- Exercise -
Reproduce every entry below precisely; do not include the pictures.

- Supplied material -

>> begin

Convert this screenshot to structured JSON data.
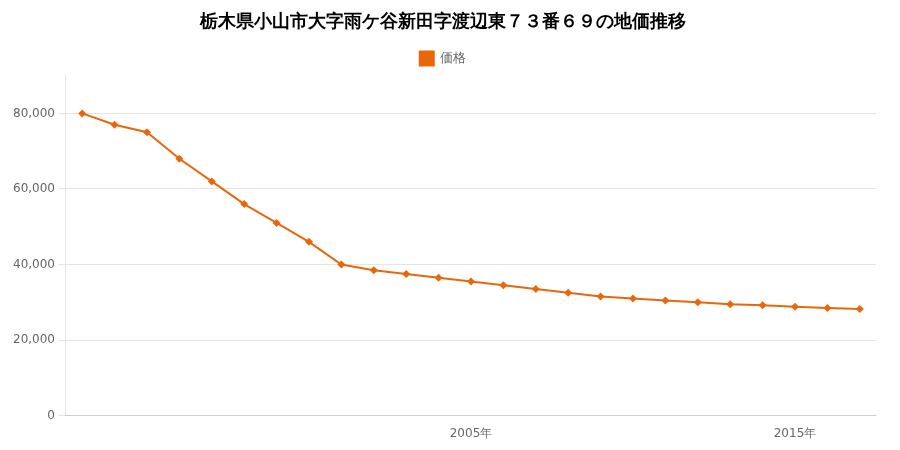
{
  "chart_data": {
    "type": "line",
    "title": "栃木県小山市大字雨ケ谷新田字渡辺東７３番６９の地価推移",
    "x": [
      1993,
      1994,
      1995,
      1996,
      1997,
      1998,
      1999,
      2000,
      2001,
      2002,
      2003,
      2004,
      2005,
      2006,
      2007,
      2008,
      2009,
      2010,
      2011,
      2012,
      2013,
      2014,
      2015,
      2016,
      2017
    ],
    "series": [
      {
        "name": "価格",
        "color": "#e8670a",
        "marker": "diamond",
        "values": [
          80000,
          77000,
          75000,
          68000,
          62000,
          56000,
          51000,
          46000,
          40000,
          38500,
          37500,
          36500,
          35500,
          34500,
          33500,
          32500,
          31500,
          31000,
          30500,
          30000,
          29500,
          29200,
          28800,
          28500,
          28200
        ]
      }
    ],
    "xlim": [
      1992.5,
      2017.5
    ],
    "xticks": [
      {
        "value": 2005,
        "label": "2005年"
      },
      {
        "value": 2015,
        "label": "2015年"
      }
    ],
    "ylim": [
      0,
      90000
    ],
    "yticks": [
      0,
      {
        "value": 20000,
        "label": "20,000"
      },
      {
        "value": 40000,
        "label": "40,000"
      },
      {
        "value": 60000,
        "label": "60,000"
      },
      {
        "value": 80000,
        "label": "80,000"
      }
    ],
    "grid": "y",
    "legend": "top"
  }
}
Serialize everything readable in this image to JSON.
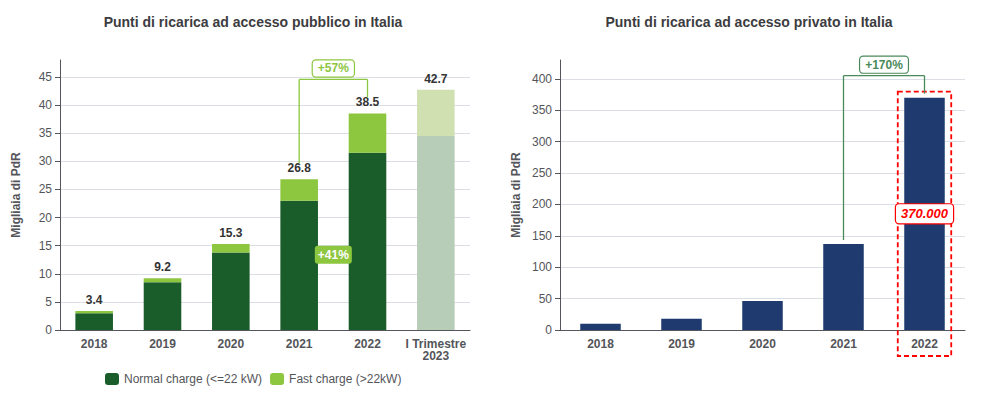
{
  "chart_data": [
    {
      "type": "bar",
      "title": "Punti di ricarica ad accesso pubblico in Italia",
      "ylabel": "Migliaia di PdR",
      "categories": [
        "2018",
        "2019",
        "2020",
        "2021",
        "2022",
        "I Trimestre\n2023"
      ],
      "stacked": true,
      "series": [
        {
          "name": "Normal charge (<=22 kW)",
          "color": "#1a5c2a",
          "colors": [
            "#1a5c2a",
            "#1a5c2a",
            "#1a5c2a",
            "#1a5c2a",
            "#1a5c2a",
            "#b8cdb8"
          ],
          "values": [
            3.0,
            8.5,
            13.8,
            23.0,
            31.5,
            34.5
          ]
        },
        {
          "name": "Fast charge (>22kW)",
          "color": "#8dc63f",
          "colors": [
            "#8dc63f",
            "#8dc63f",
            "#8dc63f",
            "#8dc63f",
            "#8dc63f",
            "#d0e0b0"
          ],
          "values": [
            0.4,
            0.7,
            1.5,
            3.8,
            7.0,
            8.2
          ]
        }
      ],
      "totals": [
        3.4,
        9.2,
        15.3,
        26.8,
        38.5,
        42.7
      ],
      "ylim": [
        0,
        48
      ],
      "yticks": [
        0,
        5,
        10,
        15,
        20,
        25,
        30,
        35,
        40,
        45
      ],
      "grid": true,
      "legend": "bottom",
      "annotations": [
        {
          "text": "+41%",
          "color": "#8dc63f"
        },
        {
          "text": "+57%",
          "color": "#8dc63f"
        }
      ]
    },
    {
      "type": "bar",
      "title": "Punti di ricarica ad accesso privato in Italia",
      "ylabel": "Migliaia di PdR",
      "categories": [
        "2018",
        "2019",
        "2020",
        "2021",
        "2022"
      ],
      "values": [
        10,
        18,
        46,
        137,
        370
      ],
      "color": "#1e3a6e",
      "ylim": [
        0,
        430
      ],
      "yticks": [
        0,
        50,
        100,
        150,
        200,
        250,
        300,
        350,
        400
      ],
      "grid": true,
      "legend": false,
      "annotations": [
        {
          "text": "+170%",
          "color": "#4a8a5a"
        },
        {
          "text": "370.000",
          "color": "red"
        }
      ]
    }
  ]
}
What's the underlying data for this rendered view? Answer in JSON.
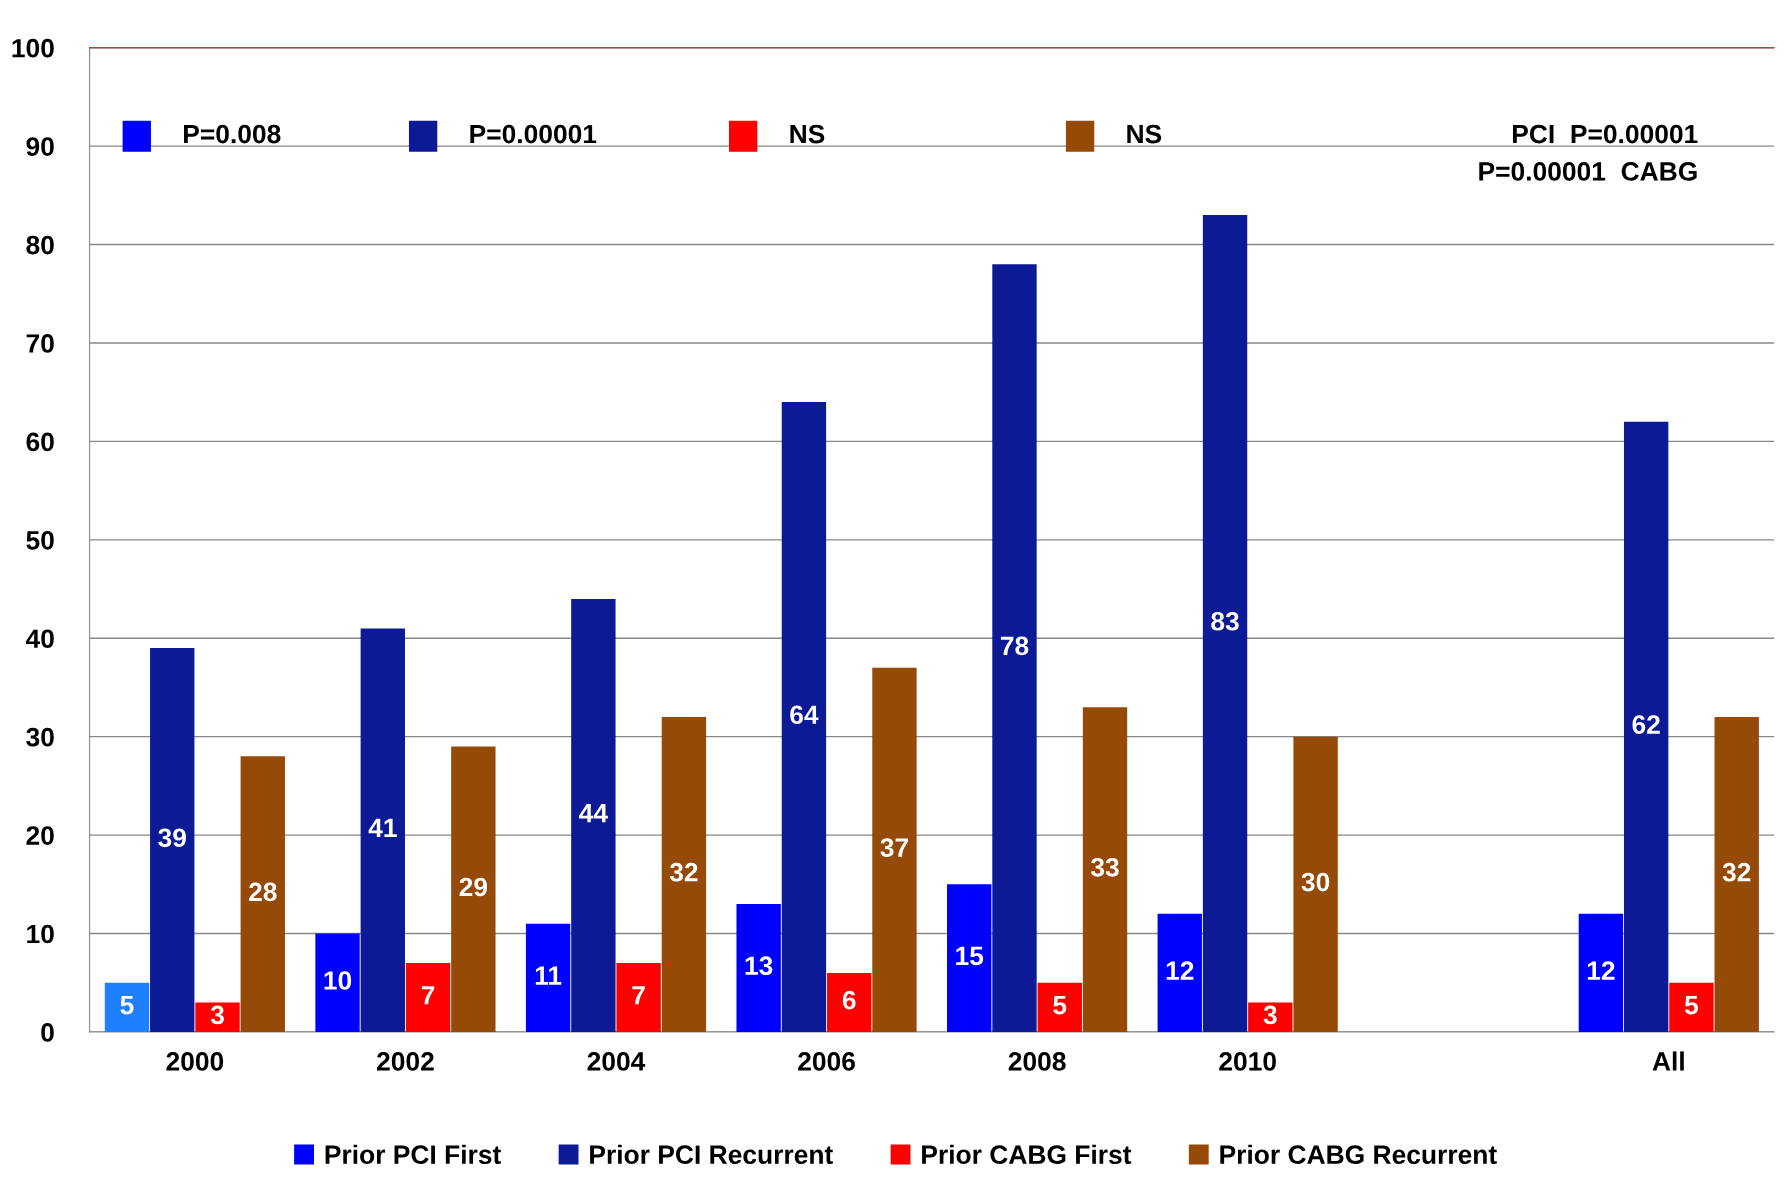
{
  "chart_data": {
    "type": "bar",
    "categories": [
      "2000",
      "2002",
      "2004",
      "2006",
      "2008",
      "2010",
      null,
      "All"
    ],
    "series": [
      {
        "name": "Prior PCI First",
        "color": "#0000ff",
        "colors": [
          "#1e7fff",
          "#0000ff",
          "#0000ff",
          "#0000ff",
          "#0000ff",
          "#0000ff",
          "#0000ff",
          "#0000ff"
        ],
        "values": [
          5,
          10,
          11,
          13,
          15,
          12,
          null,
          12
        ]
      },
      {
        "name": "Prior PCI Recurrent",
        "color": "#0c1a96",
        "values": [
          39,
          41,
          44,
          64,
          78,
          83,
          null,
          62
        ]
      },
      {
        "name": "Prior CABG First",
        "color": "#ff0000",
        "values": [
          3,
          7,
          7,
          6,
          5,
          3,
          null,
          5
        ]
      },
      {
        "name": "Prior CABG Recurrent",
        "color": "#964a08",
        "values": [
          28,
          29,
          32,
          37,
          33,
          30,
          null,
          32
        ]
      }
    ],
    "annotations": [
      "P=0.008",
      "P=0.00001",
      "NS",
      "NS",
      "PCI  P=0.00001",
      "P=0.00001  CABG"
    ],
    "ylim": [
      0,
      100
    ],
    "yticks": [
      0,
      10,
      20,
      30,
      40,
      50,
      60,
      70,
      80,
      90,
      100
    ],
    "grid": "y",
    "legend": "bottom",
    "data_labels": true
  }
}
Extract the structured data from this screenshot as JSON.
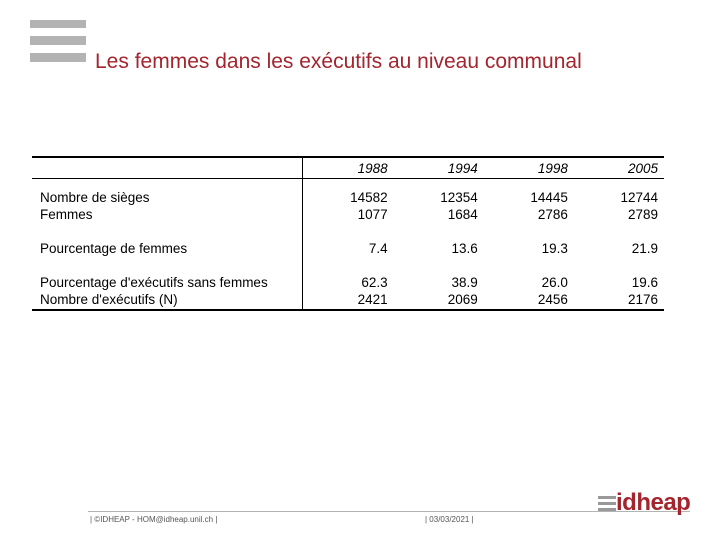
{
  "slide": {
    "title": "Les femmes dans les exécutifs au niveau communal"
  },
  "table": {
    "years": [
      "1988",
      "1994",
      "1998",
      "2005"
    ],
    "rows": [
      {
        "label": "Nombre de sièges",
        "values": [
          "14582",
          "12354",
          "14445",
          "12744"
        ]
      },
      {
        "label": "Femmes",
        "values": [
          "1077",
          "1684",
          "2786",
          "2789"
        ]
      },
      {
        "label": "Pourcentage de femmes",
        "values": [
          "7.4",
          "13.6",
          "19.3",
          "21.9"
        ]
      },
      {
        "label": "Pourcentage d'exécutifs sans femmes",
        "values": [
          "62.3",
          "38.9",
          "26.0",
          "19.6"
        ]
      },
      {
        "label": "Nombre d'exécutifs  (N)",
        "values": [
          "2421",
          "2069",
          "2456",
          "2176"
        ]
      }
    ]
  },
  "footer": {
    "left": "| ©IDHEAP - HOM@idheap.unil.ch |",
    "date": "| 03/03/2021 |",
    "brand": "idheap"
  },
  "colors": {
    "accent": "#a3252e",
    "bars": "#b3b3b3"
  }
}
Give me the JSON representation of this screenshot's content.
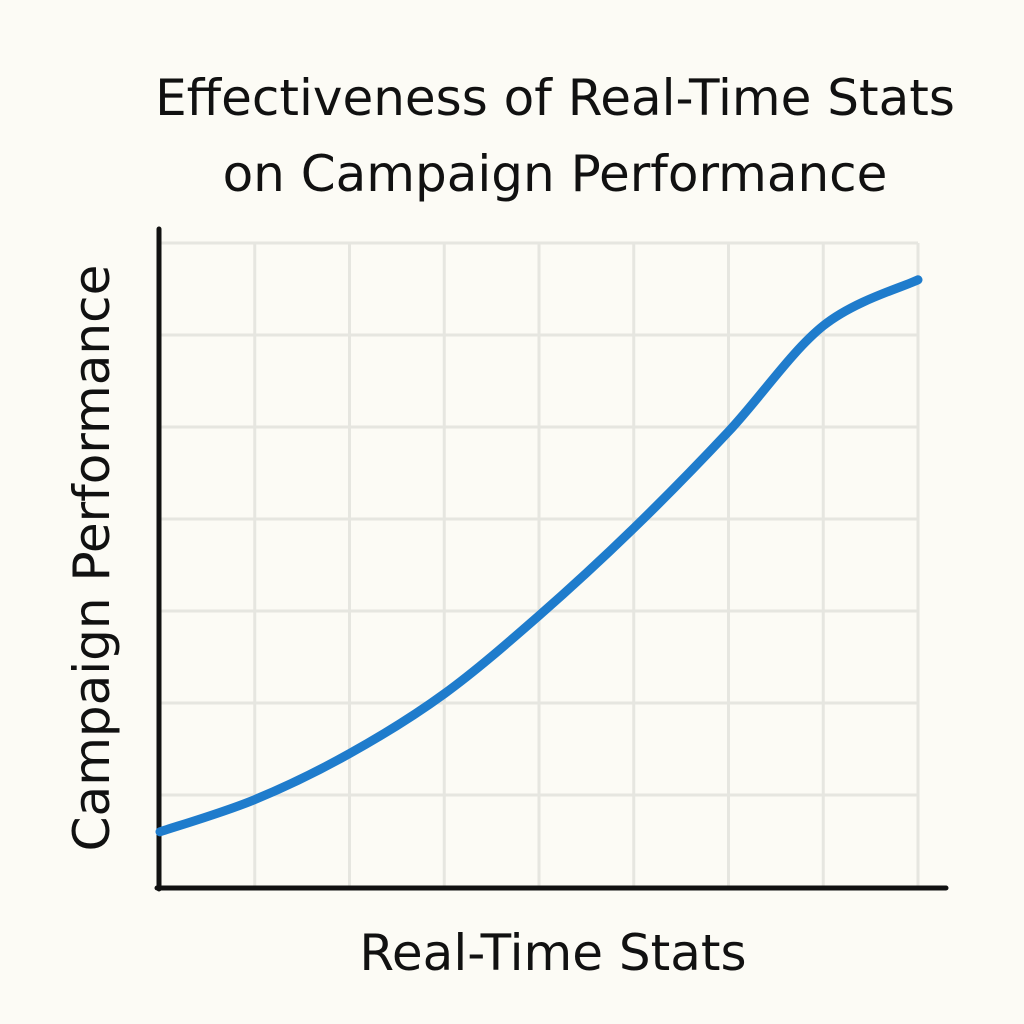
{
  "chart_data": {
    "type": "line",
    "title": "Effectiveness of Real-Time Stats",
    "subtitle": "on Campaign Performance",
    "xlabel": "Real-Time Stats",
    "ylabel": "Campaign Performance",
    "xlim": [
      0,
      8
    ],
    "ylim": [
      0,
      7
    ],
    "grid": true,
    "legend": "none",
    "colors": {
      "line": "#1f7ccc",
      "grid": "#e6e6e0",
      "axis": "#111111",
      "background": "#fcfbf5"
    },
    "series": [
      {
        "x": [
          0,
          1,
          2,
          3,
          4,
          5,
          6,
          7,
          8
        ],
        "values": [
          0.6,
          0.95,
          1.45,
          2.1,
          2.95,
          3.9,
          4.95,
          6.1,
          6.6
        ]
      }
    ]
  }
}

>> end

- Complete answer -
Convert this screenshot to structured JSON data.
{
  "chart_data": {
    "type": "line",
    "title": "栃木県小山市大字雨ケ谷新田字渡辺東７３番６９の地価推移",
    "x": [
      1993,
      1994,
      1995,
      1996,
      1997,
      1998,
      1999,
      2000,
      2001,
      2002,
      2003,
      2004,
      2005,
      2006,
      2007,
      2008,
      2009,
      2010,
      2011,
      2012,
      2013,
      2014,
      2015,
      2016,
      2017
    ],
    "series": [
      {
        "name": "価格",
        "color": "#e8670a",
        "marker": "diamond",
        "values": [
          80000,
          77000,
          75000,
          68000,
          62000,
          56000,
          51000,
          46000,
          40000,
          38500,
          37500,
          36500,
          35500,
          34500,
          33500,
          32500,
          31500,
          31000,
          30500,
          30000,
          29500,
          29200,
          28800,
          28500,
          28200
        ]
      }
    ],
    "xlim": [
      1992.5,
      2017.5
    ],
    "xticks": [
      {
        "value": 2005,
        "label": "2005年"
      },
      {
        "value": 2015,
        "label": "2015年"
      }
    ],
    "ylim": [
      0,
      90000
    ],
    "yticks": [
      0,
      {
        "value": 20000,
        "label": "20,000"
      },
      {
        "value": 40000,
        "label": "40,000"
      },
      {
        "value": 60000,
        "label": "60,000"
      },
      {
        "value": 80000,
        "label": "80,000"
      }
    ],
    "grid": "y",
    "legend": "top"
  }
}
Serialize everything readable in this image to JSON.
{
  "chart_data": [
    {
      "type": "bar",
      "title": "Punti di ricarica ad accesso pubblico in Italia",
      "ylabel": "Migliaia di PdR",
      "categories": [
        "2018",
        "2019",
        "2020",
        "2021",
        "2022",
        "I Trimestre\n2023"
      ],
      "stacked": true,
      "series": [
        {
          "name": "Normal charge (<=22 kW)",
          "color": "#1a5c2a",
          "colors": [
            "#1a5c2a",
            "#1a5c2a",
            "#1a5c2a",
            "#1a5c2a",
            "#1a5c2a",
            "#b8cdb8"
          ],
          "values": [
            3.0,
            8.5,
            13.8,
            23.0,
            31.5,
            34.5
          ]
        },
        {
          "name": "Fast charge (>22kW)",
          "color": "#8dc63f",
          "colors": [
            "#8dc63f",
            "#8dc63f",
            "#8dc63f",
            "#8dc63f",
            "#8dc63f",
            "#d0e0b0"
          ],
          "values": [
            0.4,
            0.7,
            1.5,
            3.8,
            7.0,
            8.2
          ]
        }
      ],
      "totals": [
        3.4,
        9.2,
        15.3,
        26.8,
        38.5,
        42.7
      ],
      "ylim": [
        0,
        48
      ],
      "yticks": [
        0,
        5,
        10,
        15,
        20,
        25,
        30,
        35,
        40,
        45
      ],
      "grid": true,
      "legend": "bottom",
      "annotations": [
        {
          "text": "+41%",
          "color": "#8dc63f"
        },
        {
          "text": "+57%",
          "color": "#8dc63f"
        }
      ]
    },
    {
      "type": "bar",
      "title": "Punti di ricarica ad accesso privato in Italia",
      "ylabel": "Migliaia di PdR",
      "categories": [
        "2018",
        "2019",
        "2020",
        "2021",
        "2022"
      ],
      "values": [
        10,
        18,
        46,
        137,
        370
      ],
      "color": "#1e3a6e",
      "ylim": [
        0,
        430
      ],
      "yticks": [
        0,
        50,
        100,
        150,
        200,
        250,
        300,
        350,
        400
      ],
      "grid": true,
      "legend": false,
      "annotations": [
        {
          "text": "+170%",
          "color": "#4a8a5a"
        },
        {
          "text": "370.000",
          "color": "red"
        }
      ]
    }
  ]
}
What's the underlying data for this rendered view? Answer in JSON.
{
  "chart_data": {
    "type": "bar",
    "categories": [
      "2000",
      "2002",
      "2004",
      "2006",
      "2008",
      "2010",
      null,
      "All"
    ],
    "series": [
      {
        "name": "Prior PCI First",
        "color": "#0000ff",
        "colors": [
          "#1e7fff",
          "#0000ff",
          "#0000ff",
          "#0000ff",
          "#0000ff",
          "#0000ff",
          "#0000ff",
          "#0000ff"
        ],
        "values": [
          5,
          10,
          11,
          13,
          15,
          12,
          null,
          12
        ]
      },
      {
        "name": "Prior PCI Recurrent",
        "color": "#0c1a96",
        "values": [
          39,
          41,
          44,
          64,
          78,
          83,
          null,
          62
        ]
      },
      {
        "name": "Prior CABG First",
        "color": "#ff0000",
        "values": [
          3,
          7,
          7,
          6,
          5,
          3,
          null,
          5
        ]
      },
      {
        "name": "Prior CABG Recurrent",
        "color": "#964a08",
        "values": [
          28,
          29,
          32,
          37,
          33,
          30,
          null,
          32
        ]
      }
    ],
    "annotations": [
      "P=0.008",
      "P=0.00001",
      "NS",
      "NS",
      "PCI  P=0.00001",
      "P=0.00001  CABG"
    ],
    "ylim": [
      0,
      100
    ],
    "yticks": [
      0,
      10,
      20,
      30,
      40,
      50,
      60,
      70,
      80,
      90,
      100
    ],
    "grid": "y",
    "legend": "bottom",
    "data_labels": true
  }
}
Extract the structured data from this screenshot as JSON.
{
  "slide": {
    "title": "Les femmes dans les exécutifs au niveau communal"
  },
  "table": {
    "years": [
      "1988",
      "1994",
      "1998",
      "2005"
    ],
    "rows": [
      {
        "label": "Nombre de sièges",
        "values": [
          "14582",
          "12354",
          "14445",
          "12744"
        ]
      },
      {
        "label": "Femmes",
        "values": [
          "1077",
          "1684",
          "2786",
          "2789"
        ]
      },
      {
        "label": "Pourcentage de femmes",
        "values": [
          "7.4",
          "13.6",
          "19.3",
          "21.9"
        ]
      },
      {
        "label": "Pourcentage d'exécutifs sans femmes",
        "values": [
          "62.3",
          "38.9",
          "26.0",
          "19.6"
        ]
      },
      {
        "label": "Nombre d'exécutifs  (N)",
        "values": [
          "2421",
          "2069",
          "2456",
          "2176"
        ]
      }
    ]
  },
  "footer": {
    "left": "| ©IDHEAP - HOM@idheap.unil.ch |",
    "date": "| 03/03/2021 |",
    "brand": "idheap"
  },
  "colors": {
    "accent": "#a3252e",
    "bars": "#b3b3b3"
  }
}
Give me the JSON representation of this screenshot's content.
{
  "chart_data": {
    "type": "line",
    "title": "Effectiveness of Real-Time Stats",
    "subtitle": "on Campaign Performance",
    "xlabel": "Real-Time Stats",
    "ylabel": "Campaign Performance",
    "xlim": [
      0,
      8
    ],
    "ylim": [
      0,
      7
    ],
    "grid": true,
    "legend": "none",
    "colors": {
      "line": "#1f7ccc",
      "grid": "#e6e6e0",
      "axis": "#111111",
      "background": "#fcfbf5"
    },
    "series": [
      {
        "x": [
          0,
          1,
          2,
          3,
          4,
          5,
          6,
          7,
          8
        ],
        "values": [
          0.6,
          0.95,
          1.45,
          2.1,
          2.95,
          3.9,
          4.95,
          6.1,
          6.6
        ]
      }
    ]
  }
}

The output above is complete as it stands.